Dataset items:
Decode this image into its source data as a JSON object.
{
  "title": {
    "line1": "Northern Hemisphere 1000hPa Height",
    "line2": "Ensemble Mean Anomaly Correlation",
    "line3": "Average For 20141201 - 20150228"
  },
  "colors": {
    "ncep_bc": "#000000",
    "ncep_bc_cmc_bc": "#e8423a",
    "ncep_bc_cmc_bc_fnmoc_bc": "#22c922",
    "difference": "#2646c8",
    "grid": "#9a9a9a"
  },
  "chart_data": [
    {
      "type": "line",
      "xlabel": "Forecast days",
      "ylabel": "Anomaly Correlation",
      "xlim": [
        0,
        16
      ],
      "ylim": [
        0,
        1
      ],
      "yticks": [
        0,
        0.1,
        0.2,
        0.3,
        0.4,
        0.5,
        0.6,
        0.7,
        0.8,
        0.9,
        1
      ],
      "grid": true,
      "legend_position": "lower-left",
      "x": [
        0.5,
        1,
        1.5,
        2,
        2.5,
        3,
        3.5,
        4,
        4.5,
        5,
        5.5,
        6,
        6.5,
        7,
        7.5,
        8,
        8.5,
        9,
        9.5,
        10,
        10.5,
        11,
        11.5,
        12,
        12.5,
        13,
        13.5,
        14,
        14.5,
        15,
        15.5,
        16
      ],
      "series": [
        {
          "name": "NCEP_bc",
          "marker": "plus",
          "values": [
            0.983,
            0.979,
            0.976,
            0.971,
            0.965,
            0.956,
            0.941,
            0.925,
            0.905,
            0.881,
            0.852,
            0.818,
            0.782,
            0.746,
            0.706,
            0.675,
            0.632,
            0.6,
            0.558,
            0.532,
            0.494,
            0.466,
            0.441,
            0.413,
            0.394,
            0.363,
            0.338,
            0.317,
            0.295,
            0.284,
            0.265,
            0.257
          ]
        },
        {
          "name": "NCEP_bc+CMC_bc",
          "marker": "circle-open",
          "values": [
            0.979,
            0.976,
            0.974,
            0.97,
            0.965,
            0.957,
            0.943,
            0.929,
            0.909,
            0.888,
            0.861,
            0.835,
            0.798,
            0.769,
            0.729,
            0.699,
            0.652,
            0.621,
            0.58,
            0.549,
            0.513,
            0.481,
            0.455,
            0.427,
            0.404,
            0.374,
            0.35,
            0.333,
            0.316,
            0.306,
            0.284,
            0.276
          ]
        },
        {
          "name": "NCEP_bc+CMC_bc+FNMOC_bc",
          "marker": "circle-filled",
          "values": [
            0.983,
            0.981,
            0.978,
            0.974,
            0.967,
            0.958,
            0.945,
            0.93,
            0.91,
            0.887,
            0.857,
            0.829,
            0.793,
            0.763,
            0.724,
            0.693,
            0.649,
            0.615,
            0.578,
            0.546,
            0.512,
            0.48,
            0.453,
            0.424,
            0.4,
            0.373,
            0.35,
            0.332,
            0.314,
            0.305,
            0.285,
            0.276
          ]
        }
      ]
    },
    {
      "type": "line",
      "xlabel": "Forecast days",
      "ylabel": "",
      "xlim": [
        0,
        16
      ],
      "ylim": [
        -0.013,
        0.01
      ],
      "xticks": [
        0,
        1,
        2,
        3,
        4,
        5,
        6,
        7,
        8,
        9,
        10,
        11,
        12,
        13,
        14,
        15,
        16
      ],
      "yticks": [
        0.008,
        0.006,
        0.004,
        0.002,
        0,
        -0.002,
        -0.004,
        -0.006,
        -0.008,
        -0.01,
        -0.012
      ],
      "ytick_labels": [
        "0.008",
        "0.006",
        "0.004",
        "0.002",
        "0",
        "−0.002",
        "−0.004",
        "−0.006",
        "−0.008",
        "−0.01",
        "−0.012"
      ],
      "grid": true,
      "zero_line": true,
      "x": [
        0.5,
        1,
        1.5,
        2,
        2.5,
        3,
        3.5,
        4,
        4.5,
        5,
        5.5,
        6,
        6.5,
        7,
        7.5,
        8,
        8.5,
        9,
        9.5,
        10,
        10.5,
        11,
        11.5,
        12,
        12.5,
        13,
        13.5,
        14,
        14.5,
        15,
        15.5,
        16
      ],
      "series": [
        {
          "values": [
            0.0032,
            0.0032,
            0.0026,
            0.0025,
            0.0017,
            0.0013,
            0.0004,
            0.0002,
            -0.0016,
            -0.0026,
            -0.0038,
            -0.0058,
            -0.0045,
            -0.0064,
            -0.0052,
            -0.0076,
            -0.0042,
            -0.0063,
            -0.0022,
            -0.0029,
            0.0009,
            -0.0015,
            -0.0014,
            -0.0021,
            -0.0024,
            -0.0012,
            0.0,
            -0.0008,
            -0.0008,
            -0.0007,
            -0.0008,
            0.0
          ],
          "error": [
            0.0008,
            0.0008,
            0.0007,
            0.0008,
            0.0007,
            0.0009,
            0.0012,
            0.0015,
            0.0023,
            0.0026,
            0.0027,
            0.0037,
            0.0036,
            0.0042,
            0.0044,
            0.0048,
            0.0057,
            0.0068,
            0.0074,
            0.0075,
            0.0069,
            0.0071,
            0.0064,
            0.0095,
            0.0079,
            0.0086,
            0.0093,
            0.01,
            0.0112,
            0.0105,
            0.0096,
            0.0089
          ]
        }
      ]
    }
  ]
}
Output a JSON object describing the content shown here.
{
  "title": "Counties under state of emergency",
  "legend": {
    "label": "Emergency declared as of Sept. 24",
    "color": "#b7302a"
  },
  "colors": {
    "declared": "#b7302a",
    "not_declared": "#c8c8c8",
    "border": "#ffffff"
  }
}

◆ Objective: Your task is to output the full set of records exactly as presented.

◆ Result of this exercise:
Decode this image into its source data as a JSON object.
{
  "title": {
    "line1": "Northern Hemisphere 1000hPa Height",
    "line2": "Ensemble Mean Anomaly Correlation",
    "line3": "Average For 20141201 - 20150228"
  },
  "colors": {
    "ncep_bc": "#000000",
    "ncep_bc_cmc_bc": "#e8423a",
    "ncep_bc_cmc_bc_fnmoc_bc": "#22c922",
    "difference": "#2646c8",
    "grid": "#9a9a9a"
  },
  "chart_data": [
    {
      "type": "line",
      "xlabel": "Forecast days",
      "ylabel": "Anomaly Correlation",
      "xlim": [
        0,
        16
      ],
      "ylim": [
        0,
        1
      ],
      "yticks": [
        0,
        0.1,
        0.2,
        0.3,
        0.4,
        0.5,
        0.6,
        0.7,
        0.8,
        0.9,
        1
      ],
      "grid": true,
      "legend_position": "lower-left",
      "x": [
        0.5,
        1,
        1.5,
        2,
        2.5,
        3,
        3.5,
        4,
        4.5,
        5,
        5.5,
        6,
        6.5,
        7,
        7.5,
        8,
        8.5,
        9,
        9.5,
        10,
        10.5,
        11,
        11.5,
        12,
        12.5,
        13,
        13.5,
        14,
        14.5,
        15,
        15.5,
        16
      ],
      "series": [
        {
          "name": "NCEP_bc",
          "marker": "plus",
          "values": [
            0.983,
            0.979,
            0.976,
            0.971,
            0.965,
            0.956,
            0.941,
            0.925,
            0.905,
            0.881,
            0.852,
            0.818,
            0.782,
            0.746,
            0.706,
            0.675,
            0.632,
            0.6,
            0.558,
            0.532,
            0.494,
            0.466,
            0.441,
            0.413,
            0.394,
            0.363,
            0.338,
            0.317,
            0.295,
            0.284,
            0.265,
            0.257
          ]
        },
        {
          "name": "NCEP_bc+CMC_bc",
          "marker": "circle-open",
          "values": [
            0.979,
            0.976,
            0.974,
            0.97,
            0.965,
            0.957,
            0.943,
            0.929,
            0.909,
            0.888,
            0.861,
            0.835,
            0.798,
            0.769,
            0.729,
            0.699,
            0.652,
            0.621,
            0.58,
            0.549,
            0.513,
            0.481,
            0.455,
            0.427,
            0.404,
            0.374,
            0.35,
            0.333,
            0.316,
            0.306,
            0.284,
            0.276
          ]
        },
        {
          "name": "NCEP_bc+CMC_bc+FNMOC_bc",
          "marker": "circle-filled",
          "values": [
            0.983,
            0.981,
            0.978,
            0.974,
            0.967,
            0.958,
            0.945,
            0.93,
            0.91,
            0.887,
            0.857,
            0.829,
            0.793,
            0.763,
            0.724,
            0.693,
            0.649,
            0.615,
            0.578,
            0.546,
            0.512,
            0.48,
            0.453,
            0.424,
            0.4,
            0.373,
            0.35,
            0.332,
            0.314,
            0.305,
            0.285,
            0.276
          ]
        }
      ]
    },
    {
      "type": "line",
      "xlabel": "Forecast days",
      "ylabel": "",
      "xlim": [
        0,
        16
      ],
      "ylim": [
        -0.013,
        0.01
      ],
      "xticks": [
        0,
        1,
        2,
        3,
        4,
        5,
        6,
        7,
        8,
        9,
        10,
        11,
        12,
        13,
        14,
        15,
        16
      ],
      "yticks": [
        0.008,
        0.006,
        0.004,
        0.002,
        0,
        -0.002,
        -0.004,
        -0.006,
        -0.008,
        -0.01,
        -0.012
      ],
      "ytick_labels": [
        "0.008",
        "0.006",
        "0.004",
        "0.002",
        "0",
        "−0.002",
        "−0.004",
        "−0.006",
        "−0.008",
        "−0.01",
        "−0.012"
      ],
      "grid": true,
      "zero_line": true,
      "x": [
        0.5,
        1,
        1.5,
        2,
        2.5,
        3,
        3.5,
        4,
        4.5,
        5,
        5.5,
        6,
        6.5,
        7,
        7.5,
        8,
        8.5,
        9,
        9.5,
        10,
        10.5,
        11,
        11.5,
        12,
        12.5,
        13,
        13.5,
        14,
        14.5,
        15,
        15.5,
        16
      ],
      "series": [
        {
          "values": [
            0.0032,
            0.0032,
            0.0026,
            0.0025,
            0.0017,
            0.0013,
            0.0004,
            0.0002,
            -0.0016,
            -0.0026,
            -0.0038,
            -0.0058,
            -0.0045,
            -0.0064,
            -0.0052,
            -0.0076,
            -0.0042,
            -0.0063,
            -0.0022,
            -0.0029,
            0.0009,
            -0.0015,
            -0.0014,
            -0.0021,
            -0.0024,
            -0.0012,
            0.0,
            -0.0008,
            -0.0008,
            -0.0007,
            -0.0008,
            0.0
          ],
          "error": [
            0.0008,
            0.0008,
            0.0007,
            0.0008,
            0.0007,
            0.0009,
            0.0012,
            0.0015,
            0.0023,
            0.0026,
            0.0027,
            0.0037,
            0.0036,
            0.0042,
            0.0044,
            0.0048,
            0.0057,
            0.0068,
            0.0074,
            0.0075,
            0.0069,
            0.0071,
            0.0064,
            0.0095,
            0.0079,
            0.0086,
            0.0093,
            0.01,
            0.0112,
            0.0105,
            0.0096,
            0.0089
          ]
        }
      ]
    }
  ]
}
Output a JSON object describing the content shown here.
{
  "title": "Counties under state of emergency",
  "legend": {
    "label": "Emergency declared as of Sept. 24",
    "color": "#b7302a"
  },
  "colors": {
    "declared": "#b7302a",
    "not_declared": "#c8c8c8",
    "border": "#ffffff"
  }
}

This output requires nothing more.